**Exercise directions:** Work out the number of lines with the word "Brownfield" in the material below, then reply with that number only.

(Structured figure records)

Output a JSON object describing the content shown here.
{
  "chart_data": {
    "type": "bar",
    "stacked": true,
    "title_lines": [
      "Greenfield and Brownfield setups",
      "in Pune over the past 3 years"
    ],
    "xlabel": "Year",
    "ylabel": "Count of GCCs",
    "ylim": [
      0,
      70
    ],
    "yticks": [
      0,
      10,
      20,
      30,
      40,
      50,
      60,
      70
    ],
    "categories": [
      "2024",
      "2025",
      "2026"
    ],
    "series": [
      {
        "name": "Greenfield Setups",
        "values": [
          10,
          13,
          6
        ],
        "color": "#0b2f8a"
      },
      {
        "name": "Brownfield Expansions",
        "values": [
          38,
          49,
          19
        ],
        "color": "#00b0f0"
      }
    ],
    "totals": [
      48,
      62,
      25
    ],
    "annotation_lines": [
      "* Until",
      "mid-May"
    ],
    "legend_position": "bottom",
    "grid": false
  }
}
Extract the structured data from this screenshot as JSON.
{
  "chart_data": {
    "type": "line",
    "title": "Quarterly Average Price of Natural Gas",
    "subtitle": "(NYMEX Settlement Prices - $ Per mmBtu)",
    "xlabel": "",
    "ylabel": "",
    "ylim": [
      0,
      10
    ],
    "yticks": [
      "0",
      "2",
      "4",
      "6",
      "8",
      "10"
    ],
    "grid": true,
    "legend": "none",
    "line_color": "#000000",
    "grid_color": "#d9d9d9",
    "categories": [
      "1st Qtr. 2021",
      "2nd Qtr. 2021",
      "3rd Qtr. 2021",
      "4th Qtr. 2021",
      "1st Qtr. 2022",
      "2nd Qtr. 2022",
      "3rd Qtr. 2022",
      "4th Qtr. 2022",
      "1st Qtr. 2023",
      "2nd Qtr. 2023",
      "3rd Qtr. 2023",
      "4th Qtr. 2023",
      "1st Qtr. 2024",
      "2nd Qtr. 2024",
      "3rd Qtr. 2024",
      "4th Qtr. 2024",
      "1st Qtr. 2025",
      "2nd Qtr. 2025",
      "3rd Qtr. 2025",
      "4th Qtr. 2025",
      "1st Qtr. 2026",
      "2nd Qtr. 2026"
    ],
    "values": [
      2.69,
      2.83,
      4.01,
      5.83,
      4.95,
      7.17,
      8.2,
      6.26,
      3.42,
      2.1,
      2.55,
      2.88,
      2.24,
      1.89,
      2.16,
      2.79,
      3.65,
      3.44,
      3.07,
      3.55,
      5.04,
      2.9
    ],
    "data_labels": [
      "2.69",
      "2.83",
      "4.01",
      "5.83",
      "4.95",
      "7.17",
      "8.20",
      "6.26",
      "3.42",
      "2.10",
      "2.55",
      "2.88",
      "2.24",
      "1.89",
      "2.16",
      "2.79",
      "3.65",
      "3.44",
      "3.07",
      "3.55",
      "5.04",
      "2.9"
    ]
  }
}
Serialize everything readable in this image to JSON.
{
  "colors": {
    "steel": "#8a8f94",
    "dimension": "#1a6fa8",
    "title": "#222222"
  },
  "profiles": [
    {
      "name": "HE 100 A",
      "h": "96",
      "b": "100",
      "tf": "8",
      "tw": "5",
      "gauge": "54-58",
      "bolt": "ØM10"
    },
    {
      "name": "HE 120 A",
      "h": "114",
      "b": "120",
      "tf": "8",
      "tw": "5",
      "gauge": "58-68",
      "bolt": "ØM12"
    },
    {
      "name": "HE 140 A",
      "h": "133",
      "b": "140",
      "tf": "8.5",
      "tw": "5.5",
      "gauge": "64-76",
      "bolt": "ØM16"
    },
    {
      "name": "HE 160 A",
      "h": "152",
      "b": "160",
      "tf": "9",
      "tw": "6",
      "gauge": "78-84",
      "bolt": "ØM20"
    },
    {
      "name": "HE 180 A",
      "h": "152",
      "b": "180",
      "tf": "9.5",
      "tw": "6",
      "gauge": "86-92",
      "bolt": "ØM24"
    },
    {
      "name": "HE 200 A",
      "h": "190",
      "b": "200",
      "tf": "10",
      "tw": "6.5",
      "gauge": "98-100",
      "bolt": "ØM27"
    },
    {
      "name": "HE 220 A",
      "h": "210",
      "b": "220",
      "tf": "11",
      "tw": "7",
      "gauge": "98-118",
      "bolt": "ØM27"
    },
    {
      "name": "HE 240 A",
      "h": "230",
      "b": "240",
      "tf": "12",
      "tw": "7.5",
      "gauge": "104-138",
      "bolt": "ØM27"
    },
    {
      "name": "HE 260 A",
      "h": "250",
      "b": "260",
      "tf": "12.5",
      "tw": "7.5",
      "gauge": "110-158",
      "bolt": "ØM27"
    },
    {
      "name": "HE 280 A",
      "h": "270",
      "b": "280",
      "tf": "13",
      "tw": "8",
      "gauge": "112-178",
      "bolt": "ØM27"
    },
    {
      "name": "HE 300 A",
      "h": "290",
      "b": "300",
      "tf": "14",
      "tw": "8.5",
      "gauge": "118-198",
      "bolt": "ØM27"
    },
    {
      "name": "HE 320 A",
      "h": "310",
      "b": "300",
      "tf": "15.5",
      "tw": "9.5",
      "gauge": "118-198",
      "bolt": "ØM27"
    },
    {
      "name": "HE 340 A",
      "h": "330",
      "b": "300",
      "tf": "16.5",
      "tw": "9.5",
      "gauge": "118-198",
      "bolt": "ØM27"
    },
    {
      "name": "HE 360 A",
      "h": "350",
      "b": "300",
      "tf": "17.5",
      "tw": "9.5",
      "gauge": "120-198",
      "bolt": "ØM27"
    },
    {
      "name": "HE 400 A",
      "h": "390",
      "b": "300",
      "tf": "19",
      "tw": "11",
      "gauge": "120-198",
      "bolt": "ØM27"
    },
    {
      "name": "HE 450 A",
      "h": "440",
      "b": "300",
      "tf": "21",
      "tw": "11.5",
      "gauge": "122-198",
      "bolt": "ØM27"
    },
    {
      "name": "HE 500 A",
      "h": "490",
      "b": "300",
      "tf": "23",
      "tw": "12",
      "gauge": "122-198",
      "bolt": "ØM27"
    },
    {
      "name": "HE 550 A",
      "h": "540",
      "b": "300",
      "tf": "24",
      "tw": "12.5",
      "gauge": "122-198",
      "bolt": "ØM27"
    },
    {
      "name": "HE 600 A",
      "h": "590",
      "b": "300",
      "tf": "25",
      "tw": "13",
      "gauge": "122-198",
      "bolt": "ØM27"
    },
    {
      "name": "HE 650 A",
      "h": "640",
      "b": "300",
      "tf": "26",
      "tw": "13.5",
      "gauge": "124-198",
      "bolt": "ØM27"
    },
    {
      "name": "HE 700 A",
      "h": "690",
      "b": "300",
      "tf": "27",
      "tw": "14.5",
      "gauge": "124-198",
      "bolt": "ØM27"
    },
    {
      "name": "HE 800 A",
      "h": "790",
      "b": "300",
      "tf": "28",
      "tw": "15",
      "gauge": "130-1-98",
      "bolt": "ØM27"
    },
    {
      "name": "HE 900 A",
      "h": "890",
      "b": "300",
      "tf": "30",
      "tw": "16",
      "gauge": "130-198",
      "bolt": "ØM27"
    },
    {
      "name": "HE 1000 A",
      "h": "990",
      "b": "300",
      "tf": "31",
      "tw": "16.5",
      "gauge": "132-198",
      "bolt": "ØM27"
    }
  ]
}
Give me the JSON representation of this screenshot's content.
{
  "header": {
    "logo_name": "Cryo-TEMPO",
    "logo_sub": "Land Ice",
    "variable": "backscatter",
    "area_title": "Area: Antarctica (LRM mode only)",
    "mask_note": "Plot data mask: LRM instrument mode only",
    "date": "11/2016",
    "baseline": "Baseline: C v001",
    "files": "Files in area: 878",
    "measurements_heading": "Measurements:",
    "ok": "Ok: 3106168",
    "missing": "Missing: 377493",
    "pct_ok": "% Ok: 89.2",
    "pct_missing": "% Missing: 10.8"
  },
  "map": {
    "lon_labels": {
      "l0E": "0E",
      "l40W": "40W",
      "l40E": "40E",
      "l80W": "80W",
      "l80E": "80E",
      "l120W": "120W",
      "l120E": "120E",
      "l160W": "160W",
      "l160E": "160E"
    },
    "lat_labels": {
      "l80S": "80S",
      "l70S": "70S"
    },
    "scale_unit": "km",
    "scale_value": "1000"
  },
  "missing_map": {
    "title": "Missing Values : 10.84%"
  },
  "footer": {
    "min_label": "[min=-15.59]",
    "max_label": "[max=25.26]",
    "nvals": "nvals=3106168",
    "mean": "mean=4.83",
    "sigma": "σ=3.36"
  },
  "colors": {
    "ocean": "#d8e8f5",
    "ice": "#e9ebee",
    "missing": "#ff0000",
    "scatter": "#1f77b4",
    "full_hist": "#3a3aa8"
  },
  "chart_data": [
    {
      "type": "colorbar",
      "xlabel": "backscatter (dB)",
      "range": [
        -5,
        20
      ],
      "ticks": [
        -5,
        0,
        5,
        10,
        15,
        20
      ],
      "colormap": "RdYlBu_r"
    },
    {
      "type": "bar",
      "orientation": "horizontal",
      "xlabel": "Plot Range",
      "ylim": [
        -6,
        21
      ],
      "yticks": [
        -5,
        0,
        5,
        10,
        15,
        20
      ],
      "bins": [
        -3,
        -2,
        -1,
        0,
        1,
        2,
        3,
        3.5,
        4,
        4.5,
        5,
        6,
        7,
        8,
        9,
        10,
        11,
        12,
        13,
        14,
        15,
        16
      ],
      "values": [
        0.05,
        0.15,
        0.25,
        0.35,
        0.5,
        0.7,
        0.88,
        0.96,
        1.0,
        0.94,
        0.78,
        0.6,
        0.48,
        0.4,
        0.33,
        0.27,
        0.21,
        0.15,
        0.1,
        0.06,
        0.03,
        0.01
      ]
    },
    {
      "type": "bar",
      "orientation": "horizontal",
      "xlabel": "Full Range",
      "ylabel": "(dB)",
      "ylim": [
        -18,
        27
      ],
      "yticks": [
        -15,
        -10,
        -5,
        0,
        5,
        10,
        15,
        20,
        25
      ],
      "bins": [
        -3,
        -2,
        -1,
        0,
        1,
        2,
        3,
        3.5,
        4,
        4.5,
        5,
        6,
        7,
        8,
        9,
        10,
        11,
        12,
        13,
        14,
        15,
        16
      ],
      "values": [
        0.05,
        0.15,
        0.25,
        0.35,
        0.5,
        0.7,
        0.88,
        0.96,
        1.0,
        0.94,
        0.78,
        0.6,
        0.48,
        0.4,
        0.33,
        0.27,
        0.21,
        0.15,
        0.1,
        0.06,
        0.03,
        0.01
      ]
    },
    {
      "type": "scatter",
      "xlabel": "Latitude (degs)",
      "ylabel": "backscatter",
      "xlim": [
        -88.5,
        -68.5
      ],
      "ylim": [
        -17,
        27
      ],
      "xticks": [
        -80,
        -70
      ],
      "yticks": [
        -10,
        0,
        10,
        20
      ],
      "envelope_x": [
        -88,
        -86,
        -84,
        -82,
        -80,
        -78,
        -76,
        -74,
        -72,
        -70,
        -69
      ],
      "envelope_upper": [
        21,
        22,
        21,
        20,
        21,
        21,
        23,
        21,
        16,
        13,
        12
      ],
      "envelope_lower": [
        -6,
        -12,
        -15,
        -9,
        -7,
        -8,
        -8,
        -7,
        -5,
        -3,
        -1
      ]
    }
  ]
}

**Completed exercise:** 2